Copy out all the lines where "this" shows up.

* Begin *

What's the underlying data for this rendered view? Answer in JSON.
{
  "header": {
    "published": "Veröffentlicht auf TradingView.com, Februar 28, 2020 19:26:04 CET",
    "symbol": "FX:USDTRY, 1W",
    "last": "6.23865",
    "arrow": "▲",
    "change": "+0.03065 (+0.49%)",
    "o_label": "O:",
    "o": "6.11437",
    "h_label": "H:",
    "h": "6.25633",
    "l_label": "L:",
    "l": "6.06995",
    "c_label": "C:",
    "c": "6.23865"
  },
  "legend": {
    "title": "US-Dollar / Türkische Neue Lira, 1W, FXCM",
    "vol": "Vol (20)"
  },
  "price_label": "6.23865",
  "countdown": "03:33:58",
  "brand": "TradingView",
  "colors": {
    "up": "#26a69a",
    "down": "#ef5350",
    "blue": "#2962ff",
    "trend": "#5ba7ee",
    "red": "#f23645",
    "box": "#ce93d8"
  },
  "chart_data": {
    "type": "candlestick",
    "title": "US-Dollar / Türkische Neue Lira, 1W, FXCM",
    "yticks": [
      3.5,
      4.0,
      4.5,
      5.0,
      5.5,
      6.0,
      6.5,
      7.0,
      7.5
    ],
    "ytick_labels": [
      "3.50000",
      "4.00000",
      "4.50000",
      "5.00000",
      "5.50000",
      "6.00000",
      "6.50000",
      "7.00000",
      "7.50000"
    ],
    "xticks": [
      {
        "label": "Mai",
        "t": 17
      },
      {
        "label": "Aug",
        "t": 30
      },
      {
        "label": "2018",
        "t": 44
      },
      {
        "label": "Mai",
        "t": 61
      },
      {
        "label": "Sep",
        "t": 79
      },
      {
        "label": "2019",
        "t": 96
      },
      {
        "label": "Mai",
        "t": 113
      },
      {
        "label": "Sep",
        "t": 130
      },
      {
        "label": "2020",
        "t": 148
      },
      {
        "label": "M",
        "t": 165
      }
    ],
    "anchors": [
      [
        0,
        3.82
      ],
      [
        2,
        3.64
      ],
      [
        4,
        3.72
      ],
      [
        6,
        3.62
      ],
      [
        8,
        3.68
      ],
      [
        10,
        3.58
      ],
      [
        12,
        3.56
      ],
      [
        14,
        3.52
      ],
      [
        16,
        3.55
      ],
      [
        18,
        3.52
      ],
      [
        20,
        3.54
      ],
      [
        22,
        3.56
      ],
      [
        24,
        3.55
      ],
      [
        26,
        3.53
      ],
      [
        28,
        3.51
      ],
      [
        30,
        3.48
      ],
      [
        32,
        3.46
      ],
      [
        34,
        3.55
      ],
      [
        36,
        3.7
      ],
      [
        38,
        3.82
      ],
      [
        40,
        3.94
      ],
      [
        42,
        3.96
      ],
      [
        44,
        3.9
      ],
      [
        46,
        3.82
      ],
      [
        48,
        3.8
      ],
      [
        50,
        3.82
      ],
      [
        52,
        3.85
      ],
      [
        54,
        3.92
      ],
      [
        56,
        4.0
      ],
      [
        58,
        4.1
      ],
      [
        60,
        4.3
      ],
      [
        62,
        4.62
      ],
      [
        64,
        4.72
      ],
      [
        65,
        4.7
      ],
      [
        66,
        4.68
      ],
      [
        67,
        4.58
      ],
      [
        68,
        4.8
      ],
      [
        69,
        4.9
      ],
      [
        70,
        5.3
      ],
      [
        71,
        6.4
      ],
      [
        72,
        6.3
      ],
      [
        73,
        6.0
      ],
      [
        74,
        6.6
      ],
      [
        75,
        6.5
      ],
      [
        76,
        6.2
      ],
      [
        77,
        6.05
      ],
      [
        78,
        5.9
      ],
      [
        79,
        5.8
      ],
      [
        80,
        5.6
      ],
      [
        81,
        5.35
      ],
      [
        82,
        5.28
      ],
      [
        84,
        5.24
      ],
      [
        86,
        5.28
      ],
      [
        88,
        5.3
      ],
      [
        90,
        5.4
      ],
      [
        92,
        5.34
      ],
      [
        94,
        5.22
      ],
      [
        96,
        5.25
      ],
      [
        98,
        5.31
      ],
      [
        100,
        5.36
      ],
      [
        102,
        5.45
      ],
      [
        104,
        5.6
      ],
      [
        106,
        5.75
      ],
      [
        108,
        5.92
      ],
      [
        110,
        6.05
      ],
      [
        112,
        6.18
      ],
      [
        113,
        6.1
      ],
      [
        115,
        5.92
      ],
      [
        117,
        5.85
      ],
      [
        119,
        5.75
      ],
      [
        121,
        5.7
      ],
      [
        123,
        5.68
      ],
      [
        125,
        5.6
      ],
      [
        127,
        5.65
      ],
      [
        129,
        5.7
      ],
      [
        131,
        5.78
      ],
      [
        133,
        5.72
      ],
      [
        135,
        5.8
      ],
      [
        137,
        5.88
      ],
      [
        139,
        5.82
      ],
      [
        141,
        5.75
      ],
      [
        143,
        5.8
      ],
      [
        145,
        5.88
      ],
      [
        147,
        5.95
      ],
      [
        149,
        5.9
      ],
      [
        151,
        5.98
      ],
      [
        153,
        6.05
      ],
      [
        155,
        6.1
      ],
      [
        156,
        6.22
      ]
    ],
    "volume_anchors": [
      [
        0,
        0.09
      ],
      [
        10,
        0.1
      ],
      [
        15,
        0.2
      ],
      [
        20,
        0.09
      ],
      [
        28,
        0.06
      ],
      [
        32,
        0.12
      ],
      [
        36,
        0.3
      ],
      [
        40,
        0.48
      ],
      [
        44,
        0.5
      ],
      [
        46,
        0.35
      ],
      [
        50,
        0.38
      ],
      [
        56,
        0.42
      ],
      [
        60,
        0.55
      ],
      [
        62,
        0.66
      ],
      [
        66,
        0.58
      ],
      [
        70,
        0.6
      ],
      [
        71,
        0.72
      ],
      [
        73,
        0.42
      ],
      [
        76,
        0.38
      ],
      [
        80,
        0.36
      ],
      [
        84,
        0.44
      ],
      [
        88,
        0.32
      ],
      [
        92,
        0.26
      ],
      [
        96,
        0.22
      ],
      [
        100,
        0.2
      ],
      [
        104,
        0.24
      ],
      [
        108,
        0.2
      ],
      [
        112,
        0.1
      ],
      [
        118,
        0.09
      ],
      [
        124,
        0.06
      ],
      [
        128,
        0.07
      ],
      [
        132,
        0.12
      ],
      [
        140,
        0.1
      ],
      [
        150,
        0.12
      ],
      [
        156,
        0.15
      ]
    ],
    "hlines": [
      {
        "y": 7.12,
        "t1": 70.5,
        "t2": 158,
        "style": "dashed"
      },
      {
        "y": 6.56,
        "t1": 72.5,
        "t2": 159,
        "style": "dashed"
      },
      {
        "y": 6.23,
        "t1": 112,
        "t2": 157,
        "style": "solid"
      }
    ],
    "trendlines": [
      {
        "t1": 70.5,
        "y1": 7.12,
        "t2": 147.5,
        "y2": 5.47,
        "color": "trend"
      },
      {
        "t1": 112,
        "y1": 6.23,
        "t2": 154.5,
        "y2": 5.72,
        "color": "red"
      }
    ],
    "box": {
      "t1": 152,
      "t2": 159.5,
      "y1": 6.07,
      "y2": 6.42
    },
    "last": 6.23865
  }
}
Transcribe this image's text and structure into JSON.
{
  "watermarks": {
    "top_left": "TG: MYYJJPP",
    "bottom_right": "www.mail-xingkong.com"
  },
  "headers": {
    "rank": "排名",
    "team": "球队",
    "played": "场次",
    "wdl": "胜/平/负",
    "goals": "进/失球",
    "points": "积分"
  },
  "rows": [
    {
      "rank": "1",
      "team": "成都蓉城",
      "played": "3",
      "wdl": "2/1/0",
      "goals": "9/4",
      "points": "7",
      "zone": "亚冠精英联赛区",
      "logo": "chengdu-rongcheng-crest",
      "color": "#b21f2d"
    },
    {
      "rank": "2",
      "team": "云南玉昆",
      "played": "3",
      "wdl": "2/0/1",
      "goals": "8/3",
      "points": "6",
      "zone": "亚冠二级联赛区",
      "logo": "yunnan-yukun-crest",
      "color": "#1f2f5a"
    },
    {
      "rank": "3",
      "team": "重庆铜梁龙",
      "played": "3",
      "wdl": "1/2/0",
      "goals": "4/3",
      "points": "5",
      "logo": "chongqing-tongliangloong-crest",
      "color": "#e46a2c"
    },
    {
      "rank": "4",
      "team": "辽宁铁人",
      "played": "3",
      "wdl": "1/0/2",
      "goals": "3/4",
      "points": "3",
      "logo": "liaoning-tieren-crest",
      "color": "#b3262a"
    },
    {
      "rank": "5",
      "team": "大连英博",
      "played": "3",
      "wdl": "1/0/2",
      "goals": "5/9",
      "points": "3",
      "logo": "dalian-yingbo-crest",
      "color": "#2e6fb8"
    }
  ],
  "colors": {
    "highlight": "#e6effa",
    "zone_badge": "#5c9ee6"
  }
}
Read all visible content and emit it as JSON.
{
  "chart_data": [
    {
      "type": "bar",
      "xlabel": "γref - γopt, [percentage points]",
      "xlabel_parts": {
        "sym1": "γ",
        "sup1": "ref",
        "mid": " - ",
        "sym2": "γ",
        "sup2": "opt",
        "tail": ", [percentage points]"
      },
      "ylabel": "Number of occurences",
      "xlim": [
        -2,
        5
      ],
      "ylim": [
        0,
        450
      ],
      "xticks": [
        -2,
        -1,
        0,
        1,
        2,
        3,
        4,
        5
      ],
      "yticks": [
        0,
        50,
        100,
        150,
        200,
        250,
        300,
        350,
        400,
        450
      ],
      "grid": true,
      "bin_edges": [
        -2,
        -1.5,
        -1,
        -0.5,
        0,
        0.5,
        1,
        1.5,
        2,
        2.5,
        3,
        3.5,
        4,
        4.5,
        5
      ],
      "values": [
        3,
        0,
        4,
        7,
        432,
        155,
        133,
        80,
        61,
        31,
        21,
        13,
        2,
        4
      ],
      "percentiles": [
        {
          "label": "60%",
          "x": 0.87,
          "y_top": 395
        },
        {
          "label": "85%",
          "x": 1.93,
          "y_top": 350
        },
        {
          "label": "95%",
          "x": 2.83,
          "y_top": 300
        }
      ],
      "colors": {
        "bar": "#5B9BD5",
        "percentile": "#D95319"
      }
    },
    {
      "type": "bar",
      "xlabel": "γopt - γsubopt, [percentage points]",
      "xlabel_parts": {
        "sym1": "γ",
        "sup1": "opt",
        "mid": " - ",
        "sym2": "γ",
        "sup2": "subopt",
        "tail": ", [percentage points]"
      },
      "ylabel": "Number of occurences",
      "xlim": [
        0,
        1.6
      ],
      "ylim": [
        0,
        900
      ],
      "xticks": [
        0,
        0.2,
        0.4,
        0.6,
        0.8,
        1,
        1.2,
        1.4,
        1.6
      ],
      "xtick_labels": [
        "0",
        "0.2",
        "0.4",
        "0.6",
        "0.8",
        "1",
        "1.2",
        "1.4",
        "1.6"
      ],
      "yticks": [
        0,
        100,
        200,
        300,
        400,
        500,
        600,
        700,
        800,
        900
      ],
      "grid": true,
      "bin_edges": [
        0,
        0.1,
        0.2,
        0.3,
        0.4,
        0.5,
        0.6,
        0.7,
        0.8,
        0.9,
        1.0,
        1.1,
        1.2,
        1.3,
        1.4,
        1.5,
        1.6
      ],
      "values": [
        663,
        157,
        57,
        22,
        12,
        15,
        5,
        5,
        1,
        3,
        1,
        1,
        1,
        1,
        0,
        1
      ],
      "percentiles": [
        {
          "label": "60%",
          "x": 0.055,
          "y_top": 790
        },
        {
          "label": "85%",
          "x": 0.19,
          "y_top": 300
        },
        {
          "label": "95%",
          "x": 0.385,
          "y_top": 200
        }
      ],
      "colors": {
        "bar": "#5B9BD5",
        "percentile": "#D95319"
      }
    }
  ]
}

* End *

— Answer —
What's the underlying data for this rendered view? Answer in JSON.
Transcribe this image's text and structure into JSON.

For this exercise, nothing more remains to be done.